EXERCISE BRIEF -
Convert every line of the records below into a JSON list of strings, one string per line, and omit any blank lines.

Start DATA RECORDS

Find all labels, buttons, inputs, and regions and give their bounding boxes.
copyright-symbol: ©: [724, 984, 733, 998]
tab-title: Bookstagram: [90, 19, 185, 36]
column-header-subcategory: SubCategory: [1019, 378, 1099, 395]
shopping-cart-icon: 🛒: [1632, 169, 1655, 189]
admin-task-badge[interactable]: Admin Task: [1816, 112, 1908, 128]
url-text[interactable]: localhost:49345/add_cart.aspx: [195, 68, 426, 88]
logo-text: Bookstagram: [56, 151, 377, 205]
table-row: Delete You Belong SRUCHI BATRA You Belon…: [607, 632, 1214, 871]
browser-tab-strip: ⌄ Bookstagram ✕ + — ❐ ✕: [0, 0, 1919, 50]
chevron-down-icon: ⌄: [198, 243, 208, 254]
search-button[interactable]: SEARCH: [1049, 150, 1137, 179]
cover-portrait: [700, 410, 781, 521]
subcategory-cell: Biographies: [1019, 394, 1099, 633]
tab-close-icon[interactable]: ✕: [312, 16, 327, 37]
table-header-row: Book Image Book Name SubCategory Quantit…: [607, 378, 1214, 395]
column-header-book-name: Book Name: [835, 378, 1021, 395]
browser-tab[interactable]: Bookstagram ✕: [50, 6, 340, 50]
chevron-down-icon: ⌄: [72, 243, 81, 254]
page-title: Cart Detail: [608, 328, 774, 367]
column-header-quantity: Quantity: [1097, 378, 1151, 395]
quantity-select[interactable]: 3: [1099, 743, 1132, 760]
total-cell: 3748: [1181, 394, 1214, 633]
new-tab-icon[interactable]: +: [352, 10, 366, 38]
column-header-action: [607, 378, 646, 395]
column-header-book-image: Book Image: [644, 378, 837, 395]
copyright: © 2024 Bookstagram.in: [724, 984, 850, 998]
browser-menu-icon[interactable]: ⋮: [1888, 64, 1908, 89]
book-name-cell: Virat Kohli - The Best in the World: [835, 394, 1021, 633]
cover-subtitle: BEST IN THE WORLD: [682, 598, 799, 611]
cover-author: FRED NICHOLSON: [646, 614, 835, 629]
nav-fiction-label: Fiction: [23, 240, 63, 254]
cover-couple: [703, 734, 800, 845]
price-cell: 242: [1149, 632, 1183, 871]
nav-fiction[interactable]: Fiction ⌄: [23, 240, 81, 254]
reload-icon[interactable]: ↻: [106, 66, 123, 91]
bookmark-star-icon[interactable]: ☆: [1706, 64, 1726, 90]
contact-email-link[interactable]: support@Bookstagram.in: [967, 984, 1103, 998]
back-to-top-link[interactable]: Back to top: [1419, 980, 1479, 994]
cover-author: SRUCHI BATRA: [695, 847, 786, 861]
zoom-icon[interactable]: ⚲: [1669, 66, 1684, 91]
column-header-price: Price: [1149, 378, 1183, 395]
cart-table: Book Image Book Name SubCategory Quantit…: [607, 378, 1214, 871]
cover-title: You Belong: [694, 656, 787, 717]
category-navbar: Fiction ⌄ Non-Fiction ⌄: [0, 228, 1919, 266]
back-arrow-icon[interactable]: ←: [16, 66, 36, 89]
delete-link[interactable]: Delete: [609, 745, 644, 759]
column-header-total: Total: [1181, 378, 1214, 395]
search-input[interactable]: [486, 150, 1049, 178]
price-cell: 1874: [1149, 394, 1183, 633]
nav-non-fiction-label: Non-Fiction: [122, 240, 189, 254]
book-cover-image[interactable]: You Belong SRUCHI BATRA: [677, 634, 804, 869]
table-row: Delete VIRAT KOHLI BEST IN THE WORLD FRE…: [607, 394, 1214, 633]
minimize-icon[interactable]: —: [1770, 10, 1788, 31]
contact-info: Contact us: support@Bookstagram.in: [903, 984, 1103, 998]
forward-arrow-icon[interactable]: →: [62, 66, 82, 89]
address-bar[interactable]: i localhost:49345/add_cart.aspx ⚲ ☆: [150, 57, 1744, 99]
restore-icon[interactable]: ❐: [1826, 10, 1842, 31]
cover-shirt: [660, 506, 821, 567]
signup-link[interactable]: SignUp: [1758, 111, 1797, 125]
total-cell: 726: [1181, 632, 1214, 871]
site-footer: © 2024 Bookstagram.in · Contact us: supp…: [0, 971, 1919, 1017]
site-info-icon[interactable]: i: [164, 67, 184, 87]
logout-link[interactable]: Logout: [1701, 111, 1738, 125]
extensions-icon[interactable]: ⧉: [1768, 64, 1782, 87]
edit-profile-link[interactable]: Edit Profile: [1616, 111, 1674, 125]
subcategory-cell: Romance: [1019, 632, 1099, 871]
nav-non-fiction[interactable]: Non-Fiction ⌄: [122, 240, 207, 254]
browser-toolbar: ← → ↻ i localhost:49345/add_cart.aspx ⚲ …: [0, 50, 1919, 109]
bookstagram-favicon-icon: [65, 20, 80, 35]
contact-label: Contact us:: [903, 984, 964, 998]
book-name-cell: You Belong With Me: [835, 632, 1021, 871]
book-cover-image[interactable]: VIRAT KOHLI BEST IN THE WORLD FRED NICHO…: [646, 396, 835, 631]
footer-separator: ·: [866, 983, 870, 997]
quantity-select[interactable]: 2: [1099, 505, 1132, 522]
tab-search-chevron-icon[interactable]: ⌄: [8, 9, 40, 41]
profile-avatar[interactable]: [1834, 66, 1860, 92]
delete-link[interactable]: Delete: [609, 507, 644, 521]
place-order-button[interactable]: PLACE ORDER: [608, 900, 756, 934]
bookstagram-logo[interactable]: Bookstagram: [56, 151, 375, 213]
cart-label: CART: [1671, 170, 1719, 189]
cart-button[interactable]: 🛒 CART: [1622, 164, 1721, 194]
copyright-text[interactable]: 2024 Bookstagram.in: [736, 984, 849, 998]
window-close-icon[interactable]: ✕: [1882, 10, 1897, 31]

End DATA RECORDS

ANSWER TO THE TASK -
[
  "Find all labels, buttons, inputs, and regions and give their bounding boxes.",
  "copyright-symbol: ©: [724, 984, 733, 998]",
  "tab-title: Bookstagram: [90, 19, 185, 36]",
  "column-header-subcategory: SubCategory: [1019, 378, 1099, 395]",
  "shopping-cart-icon: 🛒: [1632, 169, 1655, 189]",
  "admin-task-badge[interactable]: Admin Task: [1816, 112, 1908, 128]",
  "url-text[interactable]: localhost:49345/add_cart.aspx: [195, 68, 426, 88]",
  "logo-text: Bookstagram: [56, 151, 377, 205]",
  "table-row: Delete You Belong SRUCHI BATRA You Belon…: [607, 632, 1214, 871]",
  "browser-tab-strip: ⌄ Bookstagram ✕ + — ❐ ✕: [0, 0, 1919, 50]",
  "chevron-down-icon: ⌄: [198, 243, 208, 254]",
  "search-button[interactable]: SEARCH: [1049, 150, 1137, 179]",
  "cover-portrait: [700, 410, 781, 521]",
  "subcategory-cell: Biographies: [1019, 394, 1099, 633]",
  "tab-close-icon[interactable]: ✕: [312, 16, 327, 37]",
  "table-header-row: Book Image Book Name SubCategory Quantit…: [607, 378, 1214, 395]",
  "column-header-book-name: Book Name: [835, 378, 1021, 395]",
  "browser-tab[interactable]: Bookstagram ✕: [50, 6, 340, 50]",
  "chevron-down-icon: ⌄: [72, 243, 81, 254]",
  "page-title: Cart Detail: [608, 328, 774, 367]",
  "column-header-quantity: Quantity: [1097, 378, 1151, 395]",
  "quantity-select[interactable]: 3: [1099, 743, 1132, 760]",
  "total-cell: 3748: [1181, 394, 1214, 633]",
  "new-tab-icon[interactable]: +: [352, 10, 366, 38]",
  "column-header-action: [607, 378, 646, 395]",
  "column-header-book-image: Book Image: [644, 378, 837, 395]",
  "copyright: © 2024 Bookstagram.in: [724, 984, 850, 998]",
  "browser-menu-icon[interactable]: ⋮: [1888, 64, 1908, 89]",
  "book-name-cell: Virat Kohli - The Best in the World: [835, 394, 1021, 633]",
  "cover-subtitle: BEST IN THE WORLD: [682, 598, 799, 611]",
  "cover-author: FRED NICHOLSON: [646, 614, 835, 629]",
  "nav-fiction-label: Fiction: [23, 240, 63, 254]",
  "cover-couple: [703, 734, 800, 845]",
  "price-cell: 242: [1149, 632, 1183, 871]",
  "nav-fiction[interactable]: Fiction ⌄: [23, 240, 81, 254]",
  "reload-icon[interactable]: ↻: [106, 66, 123, 91]",
  "bookmark-star-icon[interactable]: ☆: [1706, 64, 1726, 90]",
  "contact-email-link[interactable]: support@Bookstagram.in: [967, 984, 1103, 998]",
  "back-to-top-link[interactable]: Back to top: [1419, 980, 1479, 994]",
  "cover-author: SRUCHI BATRA: [695, 847, 786, 861]",
  "zoom-icon[interactable]: ⚲: [1669, 66, 1684, 91]",
  "column-header-price: Price: [1149, 378, 1183, 395]",
  "cart-table: Book Image Book Name SubCategory Quantit…: [607, 378, 1214, 871]",
  "cover-title: You Belong: [694, 656, 787, 717]",
  "category-navbar: Fiction ⌄ Non-Fiction ⌄: [0, 228, 1919, 266]",
  "back-arrow-icon[interactable]: ←: [16, 66, 36, 89]",
  "delete-link[interactable]: Delete: [609, 745, 644, 759]",
  "column-header-total: Total: [1181, 378, 1214, 395]",
  "search-input[interactable]: [486, 150, 1049, 178]",
  "price-cell: 1874: [1149, 394, 1183, 633]",
  "nav-non-fiction-label: Non-Fiction: [122, 240, 189, 254]",
  "book-cover-image[interactable]: You Belong SRUCHI BATRA: [677, 634, 804, 869]",
  "table-row: Delete VIRAT KOHLI BEST IN THE WORLD FRE…: [607, 394, 1214, 633]",
  "minimize-icon[interactable]: —: [1770, 10, 1788, 31]",
  "contact-info: Contact us: support@Bookstagram.in: [903, 984, 1103, 998]",
  "forward-arrow-icon[interactable]: →: [62, 66, 82, 89]",
  "address-bar[interactable]: i localhost:49345/add_cart.aspx ⚲ ☆: [150, 57, 1744, 99]",
  "restore-icon[interactable]: ❐: [1826, 10, 1842, 31]",
  "cover-shirt: [660, 506, 821, 567]",
  "signup-link[interactable]: SignUp: [1758, 111, 1797, 125]",
  "total-cell: 726: [1181, 632, 1214, 871]",
  "site-footer: © 2024 Bookstagram.in · Contact us: supp…: [0, 971, 1919, 1017]",
  "site-info-icon[interactable]: i: [164, 67, 184, 87]",
  "logout-link[interactable]: Logout: [1701, 111, 1738, 125]",
  "extensions-icon[interactable]: ⧉: [1768, 64, 1782, 87]",
  "edit-profile-link[interactable]: Edit Profile: [1616, 111, 1674, 125]",
  "subcategory-cell: Romance: [1019, 632, 1099, 871]",
  "nav-non-fiction[interactable]: Non-Fiction ⌄: [122, 240, 207, 254]",
  "browser-toolbar: ← → ↻ i localhost:49345/add_cart.aspx ⚲ …: [0, 50, 1919, 109]",
  "bookstagram-favicon-icon: [65, 20, 80, 35]",
  "contact-label: Contact us:: [903, 984, 964, 998]",
  "book-name-cell: You Belong With Me: [835, 632, 1021, 871]",
  "book-cover-image[interactable]: VIRAT KOHLI BEST IN THE WORLD FRED NICHO…: [646, 396, 835, 631]",
  "footer-separator: ·: [866, 983, 870, 997]",
  "quantity-select[interactable]: 2: [1099, 505, 1132, 522]",
  "tab-search-chevron-icon[interactable]: ⌄: [8, 9, 40, 41]",
  "profile-avatar[interactable]: [1834, 66, 1860, 92]",
  "delete-link[interactable]: Delete: [609, 507, 644, 521]",
  "place-order-button[interactable]: PLACE ORDER: [608, 900, 756, 934]",
  "bookstagram-logo[interactable]: Bookstagram: [56, 151, 375, 213]",
  "cart-label: CART: [1671, 170, 1719, 189]",
  "cart-button[interactable]: 🛒 CART: [1622, 164, 1721, 194]",
  "copyright-text[interactable]: 2024 Bookstagram.in: [736, 984, 849, 998]",
  "window-close-icon[interactable]: ✕: [1882, 10, 1897, 31]"
]